What is the number of lines in the data holding the word "dolor"? Give that number by itself.

-- start Exercise materials --

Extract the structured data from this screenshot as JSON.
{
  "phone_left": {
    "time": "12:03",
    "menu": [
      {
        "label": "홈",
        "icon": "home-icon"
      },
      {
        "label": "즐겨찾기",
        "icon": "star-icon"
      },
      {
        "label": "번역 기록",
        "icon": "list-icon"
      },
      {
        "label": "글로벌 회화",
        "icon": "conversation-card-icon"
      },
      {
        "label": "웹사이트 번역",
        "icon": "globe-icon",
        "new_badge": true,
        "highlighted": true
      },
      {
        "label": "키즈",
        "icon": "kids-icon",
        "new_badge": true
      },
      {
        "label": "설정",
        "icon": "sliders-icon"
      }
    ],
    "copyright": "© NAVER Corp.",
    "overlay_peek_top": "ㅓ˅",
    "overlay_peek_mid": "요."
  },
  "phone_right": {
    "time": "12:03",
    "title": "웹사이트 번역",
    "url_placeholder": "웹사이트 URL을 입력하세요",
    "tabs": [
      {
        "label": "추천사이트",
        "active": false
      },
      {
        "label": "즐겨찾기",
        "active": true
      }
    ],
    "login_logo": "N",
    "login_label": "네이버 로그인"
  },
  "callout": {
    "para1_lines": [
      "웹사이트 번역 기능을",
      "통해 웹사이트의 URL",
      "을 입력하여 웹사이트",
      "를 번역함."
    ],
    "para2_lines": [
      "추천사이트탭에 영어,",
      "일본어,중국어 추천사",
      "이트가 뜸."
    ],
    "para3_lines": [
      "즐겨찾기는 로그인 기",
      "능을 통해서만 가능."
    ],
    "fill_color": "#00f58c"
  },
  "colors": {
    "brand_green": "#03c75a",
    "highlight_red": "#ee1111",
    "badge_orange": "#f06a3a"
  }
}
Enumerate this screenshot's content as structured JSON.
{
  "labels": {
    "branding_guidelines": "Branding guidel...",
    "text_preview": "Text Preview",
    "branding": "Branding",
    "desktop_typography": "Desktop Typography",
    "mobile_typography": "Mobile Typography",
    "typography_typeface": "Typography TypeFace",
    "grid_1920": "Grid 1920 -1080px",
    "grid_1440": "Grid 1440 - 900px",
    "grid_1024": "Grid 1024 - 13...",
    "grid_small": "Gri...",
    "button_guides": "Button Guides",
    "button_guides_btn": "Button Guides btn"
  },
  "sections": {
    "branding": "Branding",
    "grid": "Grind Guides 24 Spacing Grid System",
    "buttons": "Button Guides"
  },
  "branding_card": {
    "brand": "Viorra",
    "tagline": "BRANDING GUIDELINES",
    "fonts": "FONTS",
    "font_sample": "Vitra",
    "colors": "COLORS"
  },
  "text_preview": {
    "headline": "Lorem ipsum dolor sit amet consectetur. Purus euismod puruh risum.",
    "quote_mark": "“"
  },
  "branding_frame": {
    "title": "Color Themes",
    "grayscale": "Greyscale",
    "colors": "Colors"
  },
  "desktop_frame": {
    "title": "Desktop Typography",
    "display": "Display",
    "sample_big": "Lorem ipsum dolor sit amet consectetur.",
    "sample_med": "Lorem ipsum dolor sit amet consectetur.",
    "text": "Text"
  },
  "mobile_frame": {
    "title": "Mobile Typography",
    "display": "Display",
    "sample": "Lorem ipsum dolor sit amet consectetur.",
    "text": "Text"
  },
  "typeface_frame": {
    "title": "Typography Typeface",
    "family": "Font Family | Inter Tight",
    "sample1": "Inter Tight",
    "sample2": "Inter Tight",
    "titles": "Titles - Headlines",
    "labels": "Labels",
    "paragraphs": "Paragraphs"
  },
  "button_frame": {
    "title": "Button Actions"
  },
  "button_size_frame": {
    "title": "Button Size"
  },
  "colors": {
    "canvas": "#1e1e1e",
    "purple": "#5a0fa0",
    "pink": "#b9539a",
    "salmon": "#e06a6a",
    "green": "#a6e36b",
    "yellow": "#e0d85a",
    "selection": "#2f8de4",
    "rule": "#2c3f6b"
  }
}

-- end Exercise materials --

■ **Worked solution**
4